Temporary large datasets in DVC

Hi I’m working with audio data and use a DVC pipeline to track our projects.

Most of our projects have a data preprocessing stage e.g. re-sampling & slicing the audio files and then a training stage for the actual training.

The raw data is tracked in DVC and backed up in the Cloud (~1TB), the preprocessed data varies in size but can be also 200 - 400GB large. Considering the size of the preprocessed data and also the fact that I might experiment with different pre-processing hyper-parameters, I haven’t tracked the preprocessed data with DVC yet, either by not including the data in the “dvc.yaml” file or by setting “cache: false” & “persist: true” (to at least get the hash codes for the data).

This wasn’t optimal but worked fine on my small local training server. I’m now looking into options to scale up the training with Cloud Compute. Now I definitely don’t want to download all the raw data and re-perform the preprocessing each time in the Cloud, but I also don’t really want to store every pre-processed dataset permanently in our Cloud storage.

☆ ☆ ☆ ☆

Requirement
Answer these about the forum post on temporary large datasets in DVC:
1. What two operations are given as examples of the data preprocessing stage?
2. About how large is the raw data that is backed up in the Cloud?
3. Which two settings were used to get the hash codes for the preprocessed data without tracking it?
The material that comes next stands apart from the forum post on temporary large datasets in DVC.

☆ ☆ ☆ ☆

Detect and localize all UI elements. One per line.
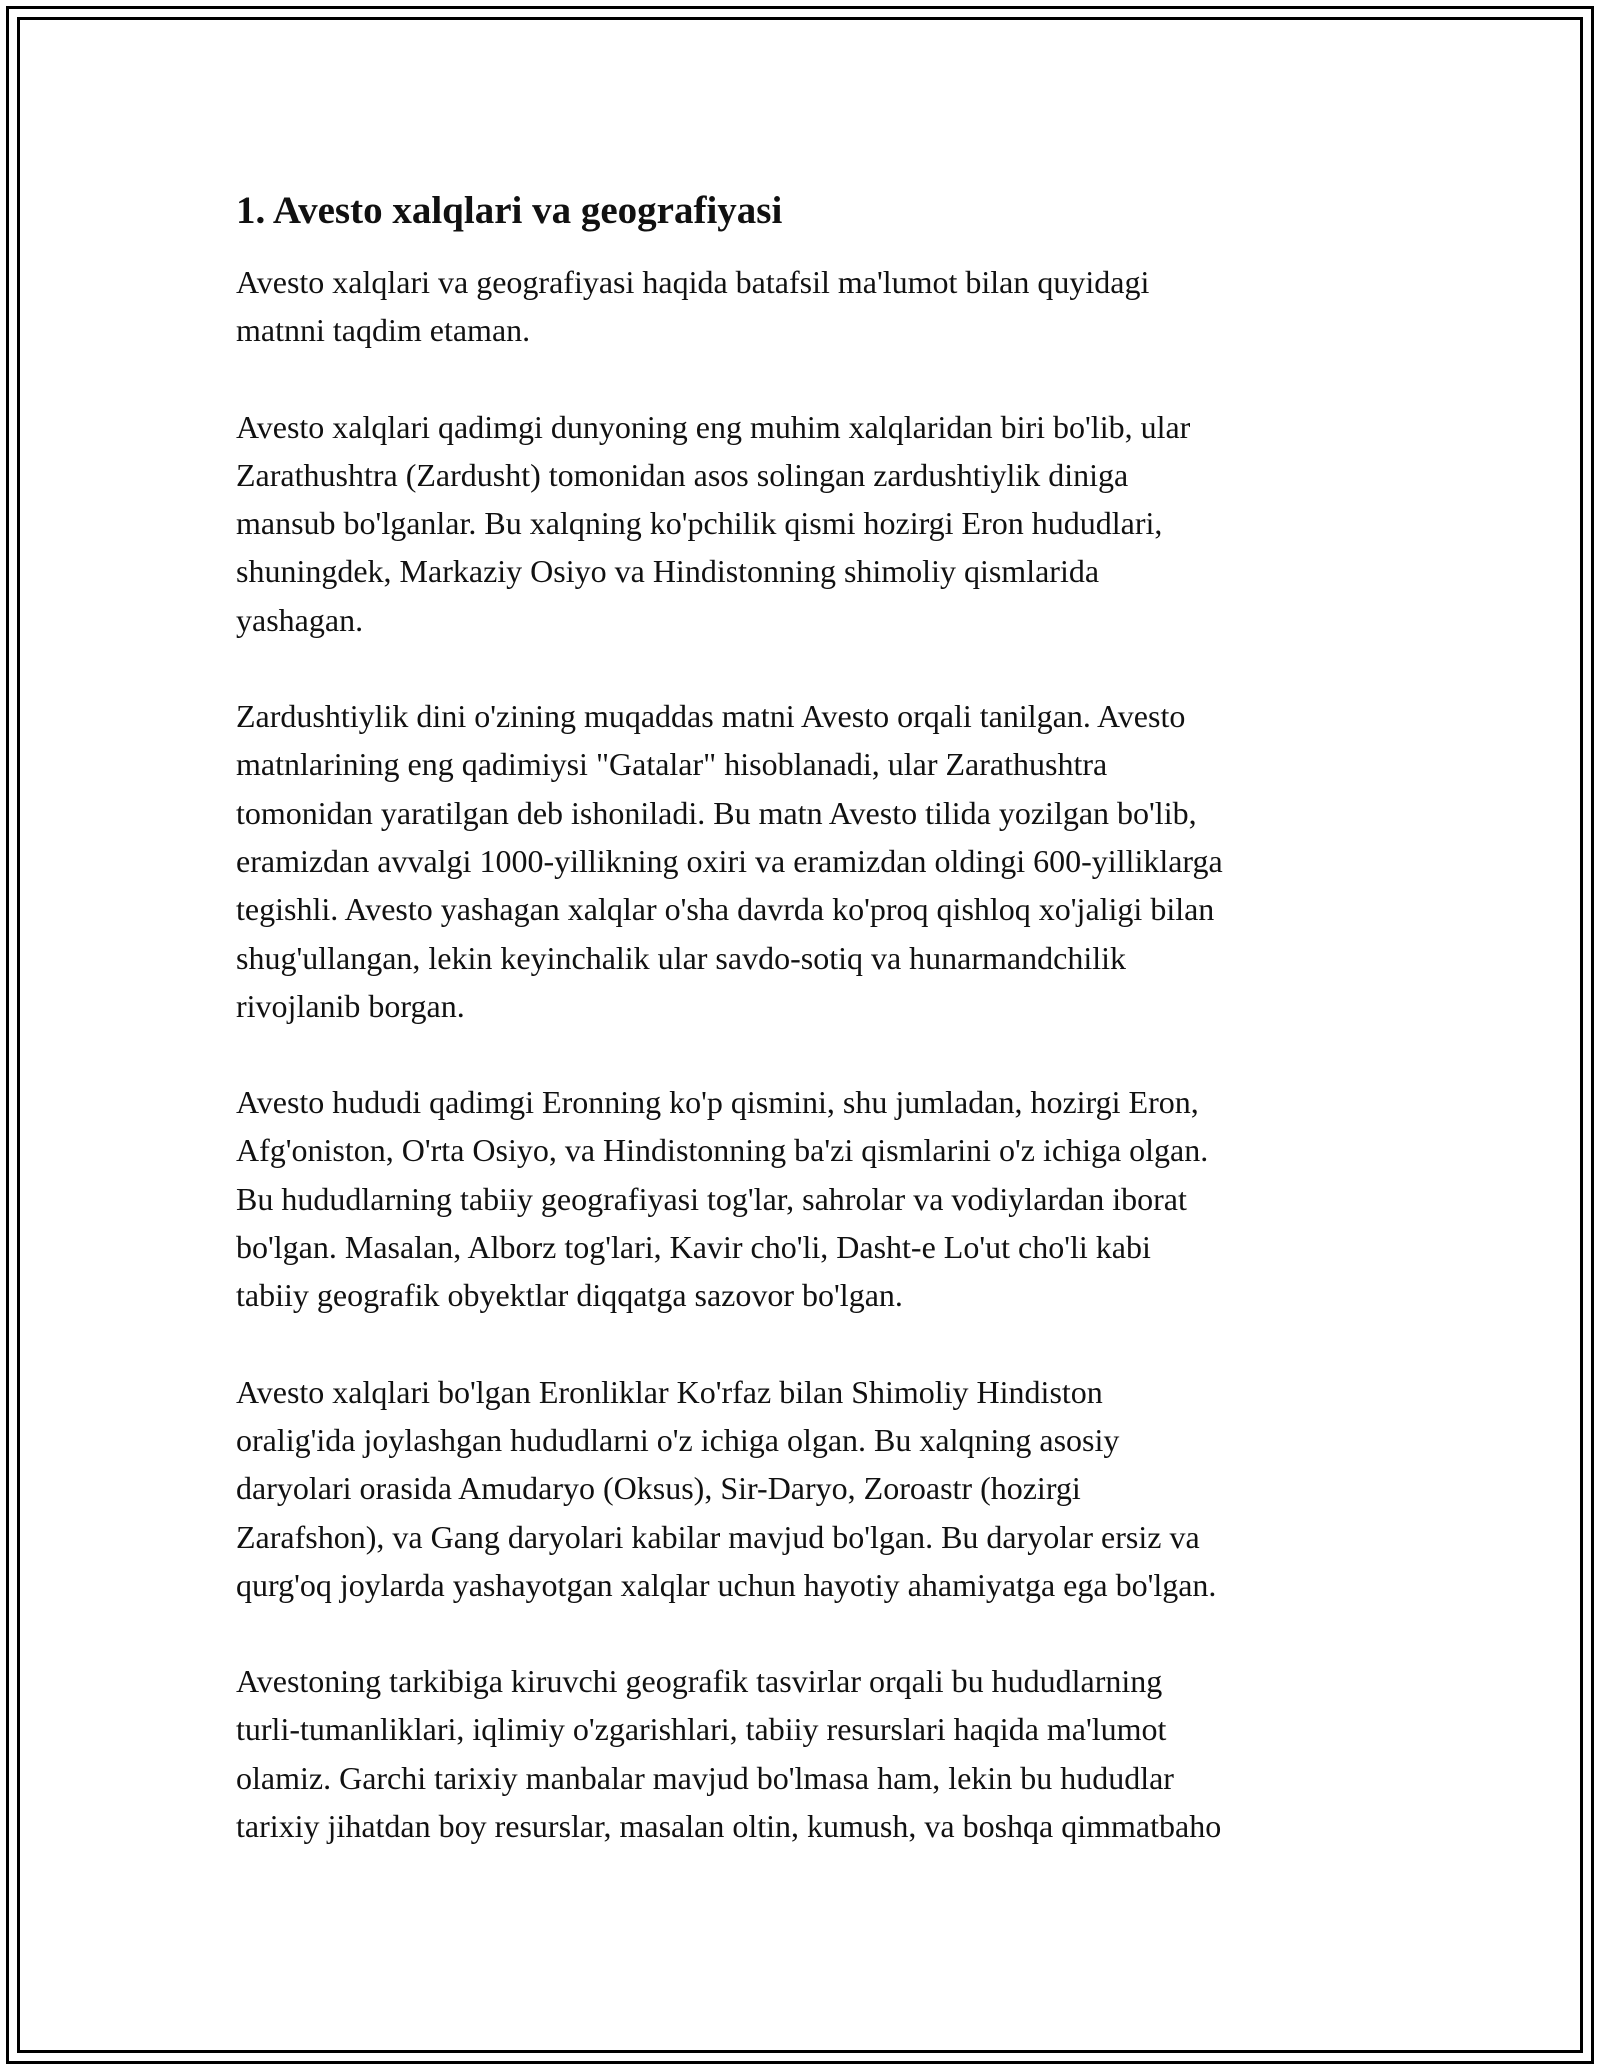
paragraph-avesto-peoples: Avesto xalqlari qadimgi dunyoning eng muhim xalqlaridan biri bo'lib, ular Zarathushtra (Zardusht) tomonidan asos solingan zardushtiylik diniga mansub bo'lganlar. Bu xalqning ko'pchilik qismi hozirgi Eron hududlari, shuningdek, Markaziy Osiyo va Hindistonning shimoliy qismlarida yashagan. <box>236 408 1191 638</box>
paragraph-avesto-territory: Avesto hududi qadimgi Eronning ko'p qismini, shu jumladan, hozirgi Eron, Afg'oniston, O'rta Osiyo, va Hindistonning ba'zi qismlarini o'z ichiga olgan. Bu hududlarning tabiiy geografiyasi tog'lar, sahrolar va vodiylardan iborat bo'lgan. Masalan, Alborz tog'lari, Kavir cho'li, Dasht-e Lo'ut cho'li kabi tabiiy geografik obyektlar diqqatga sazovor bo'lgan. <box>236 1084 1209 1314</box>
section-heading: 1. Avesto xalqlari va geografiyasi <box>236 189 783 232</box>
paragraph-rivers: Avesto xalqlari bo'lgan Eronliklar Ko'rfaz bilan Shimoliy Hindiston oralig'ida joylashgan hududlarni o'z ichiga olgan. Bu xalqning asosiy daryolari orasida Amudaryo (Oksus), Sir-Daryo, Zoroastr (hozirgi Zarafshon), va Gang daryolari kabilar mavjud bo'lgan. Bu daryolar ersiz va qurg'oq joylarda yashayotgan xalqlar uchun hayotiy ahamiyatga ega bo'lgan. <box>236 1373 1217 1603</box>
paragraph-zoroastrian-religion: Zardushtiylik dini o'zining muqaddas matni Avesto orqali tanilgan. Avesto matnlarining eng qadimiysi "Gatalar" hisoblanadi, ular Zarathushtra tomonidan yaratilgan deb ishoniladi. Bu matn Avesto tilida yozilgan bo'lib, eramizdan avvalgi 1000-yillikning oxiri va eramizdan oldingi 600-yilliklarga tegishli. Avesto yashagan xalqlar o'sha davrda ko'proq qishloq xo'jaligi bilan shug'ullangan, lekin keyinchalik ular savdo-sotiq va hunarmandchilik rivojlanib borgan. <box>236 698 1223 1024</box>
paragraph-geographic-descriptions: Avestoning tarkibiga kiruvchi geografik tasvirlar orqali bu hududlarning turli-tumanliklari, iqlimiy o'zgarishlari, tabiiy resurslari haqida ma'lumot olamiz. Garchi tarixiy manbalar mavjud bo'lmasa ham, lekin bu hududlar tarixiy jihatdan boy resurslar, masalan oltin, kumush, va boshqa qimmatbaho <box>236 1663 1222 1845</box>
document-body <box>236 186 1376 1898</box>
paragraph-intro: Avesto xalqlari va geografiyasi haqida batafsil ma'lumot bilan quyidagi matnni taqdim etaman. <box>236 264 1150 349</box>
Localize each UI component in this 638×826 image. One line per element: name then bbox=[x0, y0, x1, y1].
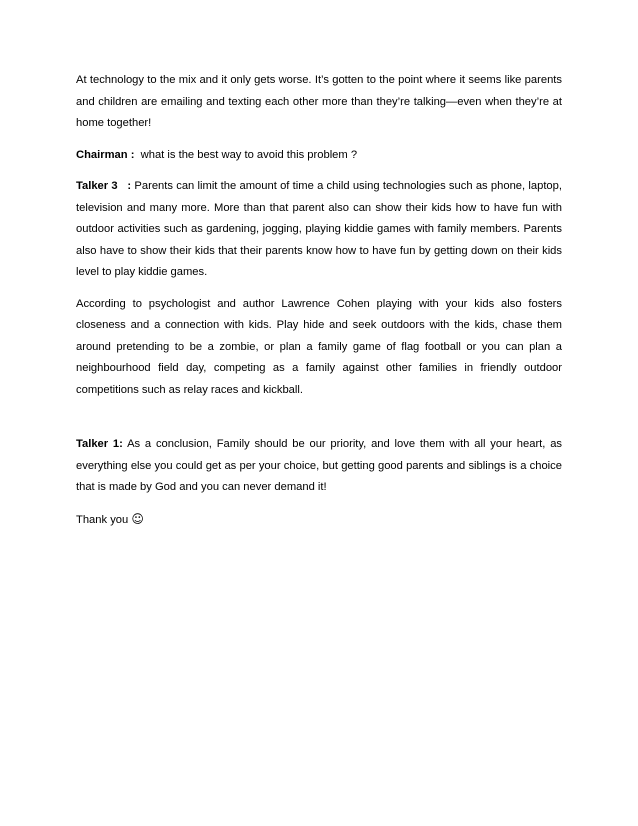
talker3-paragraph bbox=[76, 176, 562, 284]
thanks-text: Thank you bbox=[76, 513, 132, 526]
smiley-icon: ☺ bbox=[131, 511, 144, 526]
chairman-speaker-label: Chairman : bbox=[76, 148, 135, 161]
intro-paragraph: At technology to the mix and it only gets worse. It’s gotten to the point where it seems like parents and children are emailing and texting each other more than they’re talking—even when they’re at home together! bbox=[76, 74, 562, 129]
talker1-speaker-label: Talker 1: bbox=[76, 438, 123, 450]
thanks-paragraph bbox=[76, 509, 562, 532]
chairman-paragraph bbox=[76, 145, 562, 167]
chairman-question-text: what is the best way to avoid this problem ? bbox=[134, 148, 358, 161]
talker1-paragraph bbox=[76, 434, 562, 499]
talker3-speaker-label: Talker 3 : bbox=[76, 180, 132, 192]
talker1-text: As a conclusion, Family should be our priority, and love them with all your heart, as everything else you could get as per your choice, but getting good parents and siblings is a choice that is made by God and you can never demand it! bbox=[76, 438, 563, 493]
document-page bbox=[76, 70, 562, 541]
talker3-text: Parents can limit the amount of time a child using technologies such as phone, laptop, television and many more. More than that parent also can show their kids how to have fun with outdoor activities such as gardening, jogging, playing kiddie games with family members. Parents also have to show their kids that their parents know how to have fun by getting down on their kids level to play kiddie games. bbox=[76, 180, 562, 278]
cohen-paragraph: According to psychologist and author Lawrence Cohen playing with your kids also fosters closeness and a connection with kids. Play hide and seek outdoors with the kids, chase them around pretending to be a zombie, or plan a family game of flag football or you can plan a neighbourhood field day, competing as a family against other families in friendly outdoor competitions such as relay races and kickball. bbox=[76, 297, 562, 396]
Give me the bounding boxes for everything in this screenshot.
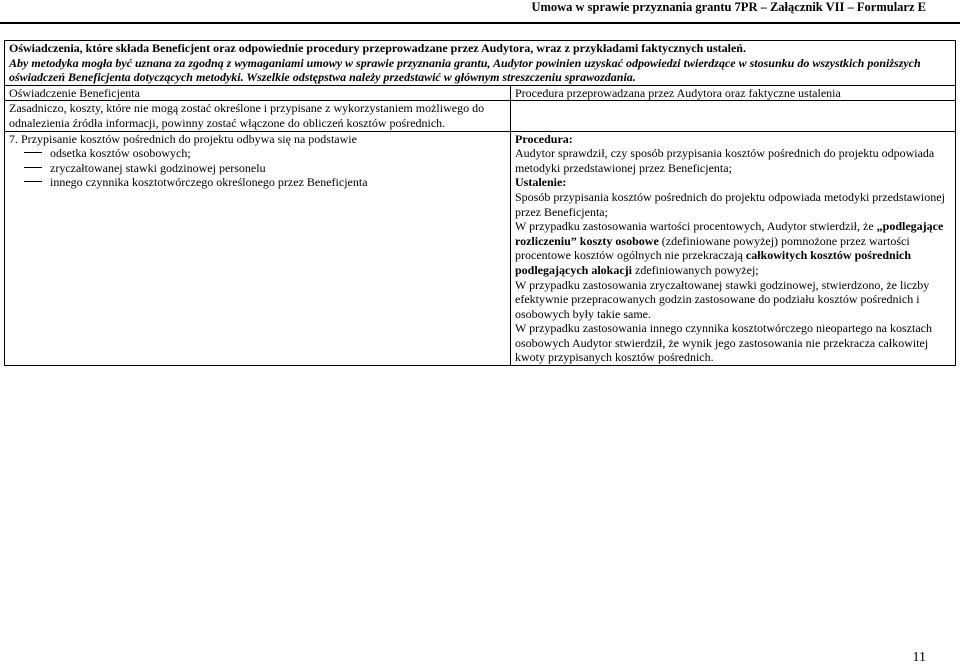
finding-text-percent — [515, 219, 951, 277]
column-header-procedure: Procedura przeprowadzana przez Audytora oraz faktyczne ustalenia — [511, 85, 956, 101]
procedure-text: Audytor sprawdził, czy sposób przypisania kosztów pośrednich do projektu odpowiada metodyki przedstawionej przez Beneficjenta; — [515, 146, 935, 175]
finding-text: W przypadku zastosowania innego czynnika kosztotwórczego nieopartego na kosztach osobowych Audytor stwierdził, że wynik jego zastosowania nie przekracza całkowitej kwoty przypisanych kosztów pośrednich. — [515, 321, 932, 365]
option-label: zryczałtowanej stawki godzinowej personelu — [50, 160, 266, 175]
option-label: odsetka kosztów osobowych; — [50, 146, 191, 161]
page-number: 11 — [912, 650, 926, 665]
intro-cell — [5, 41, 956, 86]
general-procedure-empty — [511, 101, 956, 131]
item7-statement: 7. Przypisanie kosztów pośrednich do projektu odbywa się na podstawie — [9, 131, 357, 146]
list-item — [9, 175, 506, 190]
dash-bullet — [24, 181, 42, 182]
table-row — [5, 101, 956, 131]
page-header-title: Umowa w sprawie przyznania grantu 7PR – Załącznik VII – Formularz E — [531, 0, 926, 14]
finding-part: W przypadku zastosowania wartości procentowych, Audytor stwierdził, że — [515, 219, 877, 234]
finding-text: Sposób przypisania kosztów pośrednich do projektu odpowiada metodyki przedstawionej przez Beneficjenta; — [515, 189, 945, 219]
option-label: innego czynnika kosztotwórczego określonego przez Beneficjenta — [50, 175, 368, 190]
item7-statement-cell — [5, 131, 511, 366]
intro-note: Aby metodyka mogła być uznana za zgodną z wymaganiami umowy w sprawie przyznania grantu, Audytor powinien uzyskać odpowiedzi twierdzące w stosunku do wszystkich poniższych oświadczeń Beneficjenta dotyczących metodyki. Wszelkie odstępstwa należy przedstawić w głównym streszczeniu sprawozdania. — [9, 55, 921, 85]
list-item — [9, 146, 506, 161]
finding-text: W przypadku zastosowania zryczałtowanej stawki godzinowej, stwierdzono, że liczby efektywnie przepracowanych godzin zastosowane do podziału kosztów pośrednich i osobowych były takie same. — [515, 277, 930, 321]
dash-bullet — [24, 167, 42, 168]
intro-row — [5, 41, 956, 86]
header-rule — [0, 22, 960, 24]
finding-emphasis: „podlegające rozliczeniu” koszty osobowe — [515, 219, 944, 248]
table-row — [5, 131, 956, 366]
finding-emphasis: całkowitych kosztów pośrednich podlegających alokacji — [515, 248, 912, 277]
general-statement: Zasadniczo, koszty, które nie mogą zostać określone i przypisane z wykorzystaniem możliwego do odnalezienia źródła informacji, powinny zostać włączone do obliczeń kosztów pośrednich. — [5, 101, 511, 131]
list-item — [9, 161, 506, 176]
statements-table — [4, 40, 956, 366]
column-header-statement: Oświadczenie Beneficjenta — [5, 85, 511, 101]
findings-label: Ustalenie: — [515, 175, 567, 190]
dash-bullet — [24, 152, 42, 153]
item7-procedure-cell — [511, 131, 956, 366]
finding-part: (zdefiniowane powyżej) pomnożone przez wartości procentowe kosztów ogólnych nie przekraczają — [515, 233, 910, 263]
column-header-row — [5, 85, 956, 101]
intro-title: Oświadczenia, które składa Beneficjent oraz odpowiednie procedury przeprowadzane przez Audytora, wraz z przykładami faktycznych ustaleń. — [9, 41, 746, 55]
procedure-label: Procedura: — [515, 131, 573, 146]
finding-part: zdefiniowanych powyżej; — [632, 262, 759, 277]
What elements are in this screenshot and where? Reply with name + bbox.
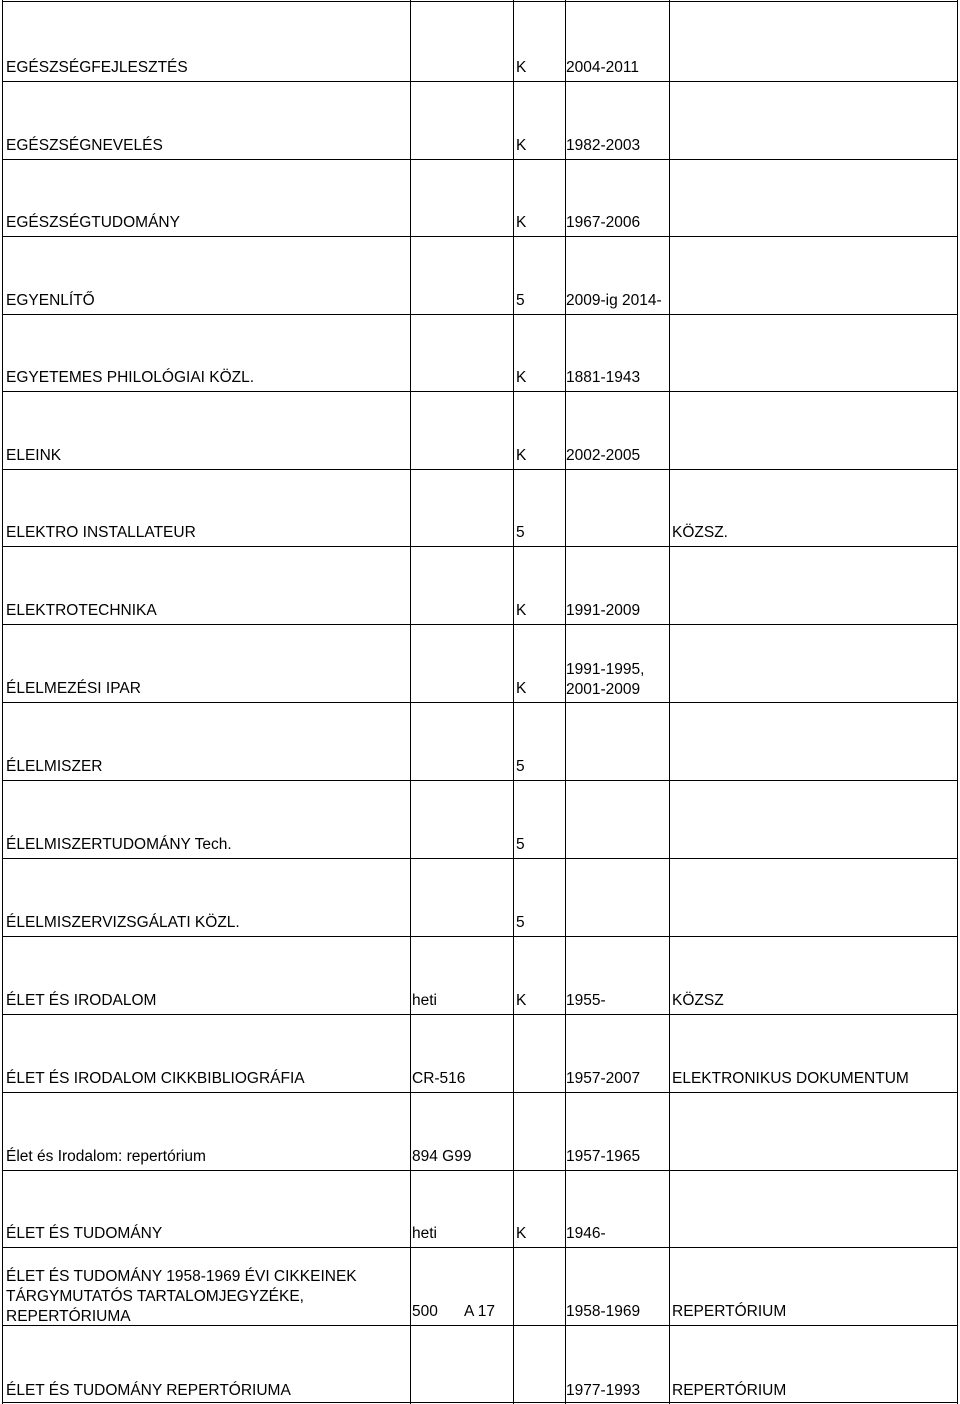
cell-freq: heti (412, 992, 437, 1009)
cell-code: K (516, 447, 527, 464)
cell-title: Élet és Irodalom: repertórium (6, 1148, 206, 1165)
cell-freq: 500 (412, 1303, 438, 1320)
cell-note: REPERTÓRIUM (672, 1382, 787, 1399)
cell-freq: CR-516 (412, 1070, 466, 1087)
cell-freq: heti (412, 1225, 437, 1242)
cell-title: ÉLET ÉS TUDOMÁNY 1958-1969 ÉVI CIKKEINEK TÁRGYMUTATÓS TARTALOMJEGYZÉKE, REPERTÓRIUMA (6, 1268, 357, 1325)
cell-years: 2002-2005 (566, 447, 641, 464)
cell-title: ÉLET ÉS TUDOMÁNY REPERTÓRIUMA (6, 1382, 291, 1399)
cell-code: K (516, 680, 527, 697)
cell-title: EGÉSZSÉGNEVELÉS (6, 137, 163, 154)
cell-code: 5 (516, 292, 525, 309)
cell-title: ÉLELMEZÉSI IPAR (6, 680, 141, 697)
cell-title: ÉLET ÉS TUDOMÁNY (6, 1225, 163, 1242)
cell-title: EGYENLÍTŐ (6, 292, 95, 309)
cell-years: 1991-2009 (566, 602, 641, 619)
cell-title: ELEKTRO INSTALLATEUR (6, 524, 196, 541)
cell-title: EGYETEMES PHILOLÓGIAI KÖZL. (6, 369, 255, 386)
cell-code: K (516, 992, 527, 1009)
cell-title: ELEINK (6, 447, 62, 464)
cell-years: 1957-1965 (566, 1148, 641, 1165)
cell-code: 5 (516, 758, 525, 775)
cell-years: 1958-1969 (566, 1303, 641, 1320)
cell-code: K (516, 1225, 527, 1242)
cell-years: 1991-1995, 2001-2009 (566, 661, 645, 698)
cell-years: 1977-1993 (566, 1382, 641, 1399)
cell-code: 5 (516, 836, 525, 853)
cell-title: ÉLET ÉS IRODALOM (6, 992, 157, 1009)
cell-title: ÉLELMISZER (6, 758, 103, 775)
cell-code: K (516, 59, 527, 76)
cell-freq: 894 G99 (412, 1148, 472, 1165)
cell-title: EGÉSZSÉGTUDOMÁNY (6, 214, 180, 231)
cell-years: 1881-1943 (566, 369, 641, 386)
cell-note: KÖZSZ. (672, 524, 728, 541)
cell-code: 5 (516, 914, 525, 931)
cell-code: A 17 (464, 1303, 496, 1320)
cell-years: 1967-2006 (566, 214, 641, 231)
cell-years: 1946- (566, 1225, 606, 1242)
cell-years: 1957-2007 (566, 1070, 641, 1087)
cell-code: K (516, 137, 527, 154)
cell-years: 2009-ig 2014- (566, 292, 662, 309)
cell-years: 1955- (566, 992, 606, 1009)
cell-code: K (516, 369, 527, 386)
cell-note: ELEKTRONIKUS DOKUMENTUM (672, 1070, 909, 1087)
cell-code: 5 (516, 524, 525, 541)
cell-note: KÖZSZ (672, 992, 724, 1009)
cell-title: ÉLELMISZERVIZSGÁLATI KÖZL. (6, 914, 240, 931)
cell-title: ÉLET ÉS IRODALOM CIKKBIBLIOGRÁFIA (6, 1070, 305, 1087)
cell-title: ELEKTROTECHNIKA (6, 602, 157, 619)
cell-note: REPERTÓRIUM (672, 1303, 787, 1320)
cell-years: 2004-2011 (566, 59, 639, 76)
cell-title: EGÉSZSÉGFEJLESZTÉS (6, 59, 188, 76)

☆ ☆ ☆ ☆

Output below
1. Re-sampling and slicing the audio files.
2. About 1TB.
3. "cache: false" and "persist: true".